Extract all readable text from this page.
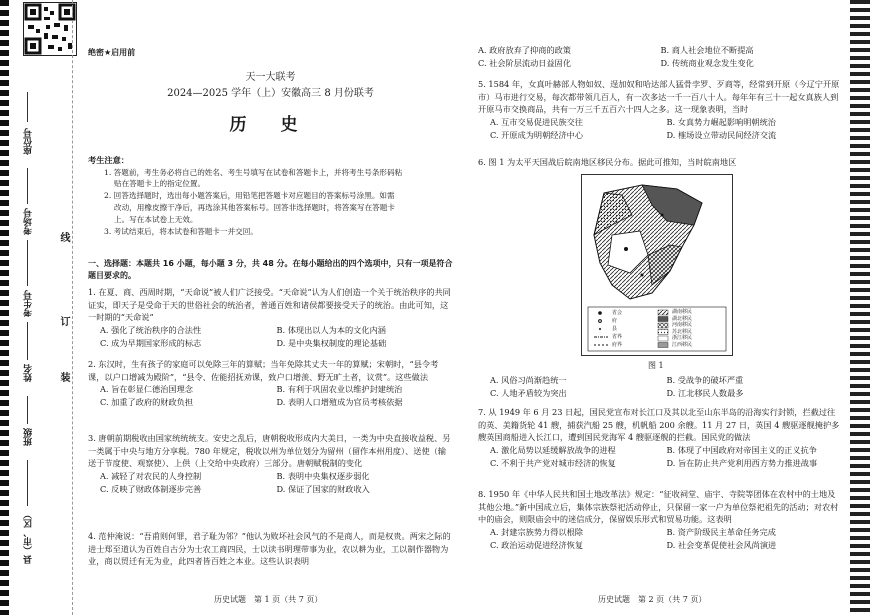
座位号
考场号
考生号
姓名
班级
县（市、区）
线
订
装
绝密★启用前
天一大联考
2024—2025 学年（上）安徽高三 8 月份联考
历 史

考生注意：

1. 答题前，考生务必将自己的姓名、考生号填写在试卷和答题卡上，并将考生号条形码粘

贴在答题卡上的指定位置。

2. 回答选择题时，选出每小题答案后，用铅笔把答题卡对应题目的答案标号涂黑。如需

改动，用橡皮擦干净后，再选涂其他答案标号。回答非选择题时，将答案写在答题卡

上。写在本试卷上无效。

3. 考试结束后，将本试卷和答题卡一并交回。

一、选择题：本题共 16 小题，每小题 3 分，共 48 分。在每小题给出的四个选项中，只有一项是符合题目要求的。

1. 在夏、商、西周时期，“天命说”被人们广泛接受。“天命说”认为人们创造一个关于统治秩序的共同证实，即天子是受命于天的世俗社会的统治者，普通百姓和诸侯都要接受天子的统治。由此可知，这一时期的“天命说”

A. 强化了统治秩序的合法性	B. 体现出以人为本的文化内涵
C. 成为早期国家形成的标志	D. 是中央集权制度的理论基础

2. 东汉时，生有孩子的家庭可以免除三年的算赋；当年免除其丈夫一年的算赋；宋朝时，“县令考课，以户口增减为殿阶”，“县令、佐能招抚劝课，致户口增羡、野无旷土者，议赏”。这些做法

A. 旨在彰显仁德治国理念	B. 有利于巩固农业以维护封建统治
C. 加重了政府的财政负担	D. 表明人口增殖成为官员考核依据

3. 唐朝前期税收由国家统统统支。安史之乱后，唐朝税收形成内大美日，一类为中央直接收益税、另一类属于中央与地方分享税。780 年规定，税收以州为单位划分为留州（留作本州用度）、送使（输送于节度使、观察使）、上供（上交给中央政府）三部分。唐朝赋税制的变化

A. 减轻了对农民的人身控制	B. 表明中央集权逐步弱化
C. 反映了财政体制逐步完善	D. 保证了国家的财政收入

4. 范仲淹说：“吾甫则何罪，君子耻为邻？”他认为败坏社会风气的不是商人，而是权贵。两宋之际的进士郑至道认为百姓自古分为士农工商四民，士以读书明理带事为业，农以耕为业，工以制作器物为业，商以贸迁有无为业，此四者皆百姓之本业。这些认识表明

历史试题　第 1 页（共 7 页）
A. 政府放弃了抑商的政策	B. 商人社会地位不断提高
C. 社会阶层流动日益固化	D. 传统商业观念发生变化

5. 1584 年，女真叶赫部人物如奴、逞加奴和哈达部人猛骨孛罗、歹商等，经常到开原（今辽宁开原市）马市进行交易，每次都带领几百人，有一次多达一千一百八十人。每年年有三十一起女真族人到开原马市交换商品，共有一万三千五百六十四人之多。这一现象表明，当时

A. 互市交易促进民族交往	B. 女真势力崛起影响明朝统治
C. 开原成为明朝经济中心	D. 榷场设立带动民间经济交流

6. 图 1 为太平天国战后皖南地区移民分布。据此可推知，当时皖南地区

省会
府
县
省界
府界
湖南移民
湖北移民
河南移民
苏北移民
浙江移民
江西移民
图 1
A. 风俗习尚渐趋统一	B. 受战争的破坏严重
C. 人地矛盾较为突出	D. 江北移民人数最多

7. 从 1949 年 6 月 23 日起，国民党宣布对长江口及其以北至山东半岛的沿海实行封锁，拦截过往的英、美籍货轮 41 艘，捕获汽船 25 艘，机帆船 200 余艘。11 月 27 日，英国 4 艘驱逐舰掩护多艘英国商船进入长江口，遭到国民党海军 4 艘驱逐舰的拦截。国民党的做法

A. 激化局势以延缓解放战争的进程	B. 体现了中国政府对帝国主义的正义抗争
C. 不利于共产党对城市经济的恢复	D. 旨在防止共产党利用西方势力推进战事

8. 1950 年《中华人民共和国土地改革法》规定：“征收祠堂、庙宇、寺院等团体在农村中的土地及其他公地。”新中国成立后，集体宗族祭祀活动停止，只保留一家一户为单位祭祀祖先的活动；对农村中的庙会，则限庙会中的迷信成分，保留娱乐形式和贸易功能。这表明

A. 封建宗族势力得以根除	B. 资产阶级民主革命任务完成
C. 政治运动促进经济恢复	D. 社会变革促使社会风尚演进
历史试题　第 2 页（共 7 页）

YOUR INSTRUCTIONS ::
The records above need to be restated word for word, with the pictures left out.

FINISHED EXERCISE ::
Extract all readable text from this page.
座位号
考场号
考生号
姓名
班级
县（市、区）
线
订
装
绝密★启用前
天一大联考
2024—2025 学年（上）安徽高三 8 月份联考
历 史

考生注意：

1. 答题前，考生务必将自己的姓名、考生号填写在试卷和答题卡上，并将考生号条形码粘

贴在答题卡上的指定位置。

2. 回答选择题时，选出每小题答案后，用铅笔把答题卡对应题目的答案标号涂黑。如需

改动，用橡皮擦干净后，再选涂其他答案标号。回答非选择题时，将答案写在答题卡

上。写在本试卷上无效。

3. 考试结束后，将本试卷和答题卡一并交回。

一、选择题：本题共 16 小题，每小题 3 分，共 48 分。在每小题给出的四个选项中，只有一项是符合题目要求的。

1. 在夏、商、西周时期，“天命说”被人们广泛接受。“天命说”认为人们创造一个关于统治秩序的共同证实，即天子是受命于天的世俗社会的统治者，普通百姓和诸侯都要接受天子的统治。由此可知，这一时期的“天命说”

A. 强化了统治秩序的合法性	B. 体现出以人为本的文化内涵
C. 成为早期国家形成的标志	D. 是中央集权制度的理论基础

2. 东汉时，生有孩子的家庭可以免除三年的算赋；当年免除其丈夫一年的算赋；宋朝时，“县令考课，以户口增减为殿阶”，“县令、佐能招抚劝课，致户口增羡、野无旷土者，议赏”。这些做法

A. 旨在彰显仁德治国理念	B. 有利于巩固农业以维护封建统治
C. 加重了政府的财政负担	D. 表明人口增殖成为官员考核依据

3. 唐朝前期税收由国家统统统支。安史之乱后，唐朝税收形成内大美日，一类为中央直接收益税、另一类属于中央与地方分享税。780 年规定，税收以州为单位划分为留州（留作本州用度）、送使（输送于节度使、观察使）、上供（上交给中央政府）三部分。唐朝赋税制的变化

A. 减轻了对农民的人身控制	B. 表明中央集权逐步弱化
C. 反映了财政体制逐步完善	D. 保证了国家的财政收入

4. 范仲淹说：“吾甫则何罪，君子耻为邻？”他认为败坏社会风气的不是商人，而是权贵。两宋之际的进士郑至道认为百姓自古分为士农工商四民，士以读书明理带事为业，农以耕为业，工以制作器物为业，商以贸迁有无为业，此四者皆百姓之本业。这些认识表明

历史试题　第 1 页（共 7 页）
A. 政府放弃了抑商的政策	B. 商人社会地位不断提高
C. 社会阶层流动日益固化	D. 传统商业观念发生变化

5. 1584 年，女真叶赫部人物如奴、逞加奴和哈达部人猛骨孛罗、歹商等，经常到开原（今辽宁开原市）马市进行交易，每次都带领几百人，有一次多达一千一百八十人。每年年有三十一起女真族人到开原马市交换商品，共有一万三千五百六十四人之多。这一现象表明，当时

A. 互市交易促进民族交往	B. 女真势力崛起影响明朝统治
C. 开原成为明朝经济中心	D. 榷场设立带动民间经济交流

6. 图 1 为太平天国战后皖南地区移民分布。据此可推知，当时皖南地区

省会
府
县
省界
府界
湖南移民
湖北移民
河南移民
苏北移民
浙江移民
江西移民
图 1
A. 风俗习尚渐趋统一	B. 受战争的破坏严重
C. 人地矛盾较为突出	D. 江北移民人数最多

7. 从 1949 年 6 月 23 日起，国民党宣布对长江口及其以北至山东半岛的沿海实行封锁，拦截过往的英、美籍货轮 41 艘，捕获汽船 25 艘，机帆船 200 余艘。11 月 27 日，英国 4 艘驱逐舰掩护多艘英国商船进入长江口，遭到国民党海军 4 艘驱逐舰的拦截。国民党的做法

A. 激化局势以延缓解放战争的进程	B. 体现了中国政府对帝国主义的正义抗争
C. 不利于共产党对城市经济的恢复	D. 旨在防止共产党利用西方势力推进战事

8. 1950 年《中华人民共和国土地改革法》规定：“征收祠堂、庙宇、寺院等团体在农村中的土地及其他公地。”新中国成立后，集体宗族祭祀活动停止，只保留一家一户为单位祭祀祖先的活动；对农村中的庙会，则限庙会中的迷信成分，保留娱乐形式和贸易功能。这表明

A. 封建宗族势力得以根除	B. 资产阶级民主革命任务完成
C. 政治运动促进经济恢复	D. 社会变革促使社会风尚演进
历史试题　第 2 页（共 7 页）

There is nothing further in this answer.